▶ [WHAT IS REQUIRED]
Write out the records below once more, exactly as they stand.

▶ [DATA FOR THIS EXERCISE]
-*-*-

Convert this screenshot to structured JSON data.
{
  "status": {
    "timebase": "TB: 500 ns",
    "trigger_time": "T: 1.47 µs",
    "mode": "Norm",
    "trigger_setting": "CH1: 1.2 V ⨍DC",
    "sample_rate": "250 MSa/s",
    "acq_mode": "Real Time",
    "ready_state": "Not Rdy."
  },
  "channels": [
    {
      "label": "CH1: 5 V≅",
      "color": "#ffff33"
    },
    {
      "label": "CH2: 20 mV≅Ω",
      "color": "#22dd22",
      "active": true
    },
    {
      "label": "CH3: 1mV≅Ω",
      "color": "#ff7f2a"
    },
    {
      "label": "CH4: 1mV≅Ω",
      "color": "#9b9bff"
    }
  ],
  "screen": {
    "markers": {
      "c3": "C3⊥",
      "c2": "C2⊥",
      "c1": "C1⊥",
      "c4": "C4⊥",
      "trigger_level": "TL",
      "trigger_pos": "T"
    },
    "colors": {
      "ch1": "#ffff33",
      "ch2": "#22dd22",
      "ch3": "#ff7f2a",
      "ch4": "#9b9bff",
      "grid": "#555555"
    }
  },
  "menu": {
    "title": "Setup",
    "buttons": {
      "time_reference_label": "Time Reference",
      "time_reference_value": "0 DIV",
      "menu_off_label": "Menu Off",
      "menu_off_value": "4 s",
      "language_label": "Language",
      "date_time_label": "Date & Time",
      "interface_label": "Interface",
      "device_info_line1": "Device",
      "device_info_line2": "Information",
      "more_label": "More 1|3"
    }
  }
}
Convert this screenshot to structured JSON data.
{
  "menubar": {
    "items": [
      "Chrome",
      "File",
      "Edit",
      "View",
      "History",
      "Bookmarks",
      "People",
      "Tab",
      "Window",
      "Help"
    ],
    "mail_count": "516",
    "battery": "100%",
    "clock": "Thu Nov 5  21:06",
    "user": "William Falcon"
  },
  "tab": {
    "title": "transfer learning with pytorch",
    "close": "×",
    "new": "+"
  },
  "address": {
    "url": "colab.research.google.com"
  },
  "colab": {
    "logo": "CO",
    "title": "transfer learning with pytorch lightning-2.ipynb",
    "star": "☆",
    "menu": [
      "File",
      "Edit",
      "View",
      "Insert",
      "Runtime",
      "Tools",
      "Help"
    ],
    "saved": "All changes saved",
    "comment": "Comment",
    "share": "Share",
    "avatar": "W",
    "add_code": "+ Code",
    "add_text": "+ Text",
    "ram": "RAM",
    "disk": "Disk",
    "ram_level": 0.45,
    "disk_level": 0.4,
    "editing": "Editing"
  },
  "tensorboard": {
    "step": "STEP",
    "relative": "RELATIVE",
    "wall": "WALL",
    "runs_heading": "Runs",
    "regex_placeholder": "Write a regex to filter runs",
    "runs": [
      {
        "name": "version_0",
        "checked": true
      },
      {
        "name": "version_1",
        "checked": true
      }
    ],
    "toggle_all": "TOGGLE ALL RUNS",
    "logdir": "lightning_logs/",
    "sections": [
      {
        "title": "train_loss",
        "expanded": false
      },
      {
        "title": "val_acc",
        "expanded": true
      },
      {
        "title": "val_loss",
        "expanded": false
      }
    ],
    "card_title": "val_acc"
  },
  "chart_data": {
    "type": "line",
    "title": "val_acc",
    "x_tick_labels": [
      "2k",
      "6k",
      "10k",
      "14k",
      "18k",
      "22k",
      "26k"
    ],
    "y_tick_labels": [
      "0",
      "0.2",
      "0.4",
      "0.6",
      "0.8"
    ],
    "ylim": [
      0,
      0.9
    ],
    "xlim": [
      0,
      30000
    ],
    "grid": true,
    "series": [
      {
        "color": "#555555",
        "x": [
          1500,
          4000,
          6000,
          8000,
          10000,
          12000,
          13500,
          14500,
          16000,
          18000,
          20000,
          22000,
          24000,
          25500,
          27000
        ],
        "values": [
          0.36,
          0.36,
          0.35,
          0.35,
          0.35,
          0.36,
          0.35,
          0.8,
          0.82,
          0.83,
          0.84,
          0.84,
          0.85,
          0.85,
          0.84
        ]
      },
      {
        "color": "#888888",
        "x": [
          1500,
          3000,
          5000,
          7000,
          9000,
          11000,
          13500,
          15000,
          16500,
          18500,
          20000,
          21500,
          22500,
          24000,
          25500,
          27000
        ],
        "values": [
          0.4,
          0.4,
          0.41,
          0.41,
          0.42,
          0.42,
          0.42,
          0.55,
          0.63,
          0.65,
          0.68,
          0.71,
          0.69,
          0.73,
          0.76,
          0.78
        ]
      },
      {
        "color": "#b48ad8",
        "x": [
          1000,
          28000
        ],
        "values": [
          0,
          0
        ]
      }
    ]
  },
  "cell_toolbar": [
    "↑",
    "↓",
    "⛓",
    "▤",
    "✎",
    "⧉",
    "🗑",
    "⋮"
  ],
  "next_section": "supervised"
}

-*-*-

▶ [EXERCISE ANSWER]
Convert this screenshot to structured JSON data.
{
  "status": {
    "timebase": "TB: 500 ns",
    "trigger_time": "T: 1.47 µs",
    "mode": "Norm",
    "trigger_setting": "CH1: 1.2 V ⨍DC",
    "sample_rate": "250 MSa/s",
    "acq_mode": "Real Time",
    "ready_state": "Not Rdy."
  },
  "channels": [
    {
      "label": "CH1: 5 V≅",
      "color": "#ffff33"
    },
    {
      "label": "CH2: 20 mV≅Ω",
      "color": "#22dd22",
      "active": true
    },
    {
      "label": "CH3: 1mV≅Ω",
      "color": "#ff7f2a"
    },
    {
      "label": "CH4: 1mV≅Ω",
      "color": "#9b9bff"
    }
  ],
  "screen": {
    "markers": {
      "c3": "C3⊥",
      "c2": "C2⊥",
      "c1": "C1⊥",
      "c4": "C4⊥",
      "trigger_level": "TL",
      "trigger_pos": "T"
    },
    "colors": {
      "ch1": "#ffff33",
      "ch2": "#22dd22",
      "ch3": "#ff7f2a",
      "ch4": "#9b9bff",
      "grid": "#555555"
    }
  },
  "menu": {
    "title": "Setup",
    "buttons": {
      "time_reference_label": "Time Reference",
      "time_reference_value": "0 DIV",
      "menu_off_label": "Menu Off",
      "menu_off_value": "4 s",
      "language_label": "Language",
      "date_time_label": "Date & Time",
      "interface_label": "Interface",
      "device_info_line1": "Device",
      "device_info_line2": "Information",
      "more_label": "More 1|3"
    }
  }
}
Convert this screenshot to structured JSON data.
{
  "menubar": {
    "items": [
      "Chrome",
      "File",
      "Edit",
      "View",
      "History",
      "Bookmarks",
      "People",
      "Tab",
      "Window",
      "Help"
    ],
    "mail_count": "516",
    "battery": "100%",
    "clock": "Thu Nov 5  21:06",
    "user": "William Falcon"
  },
  "tab": {
    "title": "transfer learning with pytorch",
    "close": "×",
    "new": "+"
  },
  "address": {
    "url": "colab.research.google.com"
  },
  "colab": {
    "logo": "CO",
    "title": "transfer learning with pytorch lightning-2.ipynb",
    "star": "☆",
    "menu": [
      "File",
      "Edit",
      "View",
      "Insert",
      "Runtime",
      "Tools",
      "Help"
    ],
    "saved": "All changes saved",
    "comment": "Comment",
    "share": "Share",
    "avatar": "W",
    "add_code": "+ Code",
    "add_text": "+ Text",
    "ram": "RAM",
    "disk": "Disk",
    "ram_level": 0.45,
    "disk_level": 0.4,
    "editing": "Editing"
  },
  "tensorboard": {
    "step": "STEP",
    "relative": "RELATIVE",
    "wall": "WALL",
    "runs_heading": "Runs",
    "regex_placeholder": "Write a regex to filter runs",
    "runs": [
      {
        "name": "version_0",
        "checked": true
      },
      {
        "name": "version_1",
        "checked": true
      }
    ],
    "toggle_all": "TOGGLE ALL RUNS",
    "logdir": "lightning_logs/",
    "sections": [
      {
        "title": "train_loss",
        "expanded": false
      },
      {
        "title": "val_acc",
        "expanded": true
      },
      {
        "title": "val_loss",
        "expanded": false
      }
    ],
    "card_title": "val_acc"
  },
  "chart_data": {
    "type": "line",
    "title": "val_acc",
    "x_tick_labels": [
      "2k",
      "6k",
      "10k",
      "14k",
      "18k",
      "22k",
      "26k"
    ],
    "y_tick_labels": [
      "0",
      "0.2",
      "0.4",
      "0.6",
      "0.8"
    ],
    "ylim": [
      0,
      0.9
    ],
    "xlim": [
      0,
      30000
    ],
    "grid": true,
    "series": [
      {
        "color": "#555555",
        "x": [
          1500,
          4000,
          6000,
          8000,
          10000,
          12000,
          13500,
          14500,
          16000,
          18000,
          20000,
          22000,
          24000,
          25500,
          27000
        ],
        "values": [
          0.36,
          0.36,
          0.35,
          0.35,
          0.35,
          0.36,
          0.35,
          0.8,
          0.82,
          0.83,
          0.84,
          0.84,
          0.85,
          0.85,
          0.84
        ]
      },
      {
        "color": "#888888",
        "x": [
          1500,
          3000,
          5000,
          7000,
          9000,
          11000,
          13500,
          15000,
          16500,
          18500,
          20000,
          21500,
          22500,
          24000,
          25500,
          27000
        ],
        "values": [
          0.4,
          0.4,
          0.41,
          0.41,
          0.42,
          0.42,
          0.42,
          0.55,
          0.63,
          0.65,
          0.68,
          0.71,
          0.69,
          0.73,
          0.76,
          0.78
        ]
      },
      {
        "color": "#b48ad8",
        "x": [
          1000,
          28000
        ],
        "values": [
          0,
          0
        ]
      }
    ]
  },
  "cell_toolbar": [
    "↑",
    "↓",
    "⛓",
    "▤",
    "✎",
    "⧉",
    "🗑",
    "⋮"
  ],
  "next_section": "supervised"
}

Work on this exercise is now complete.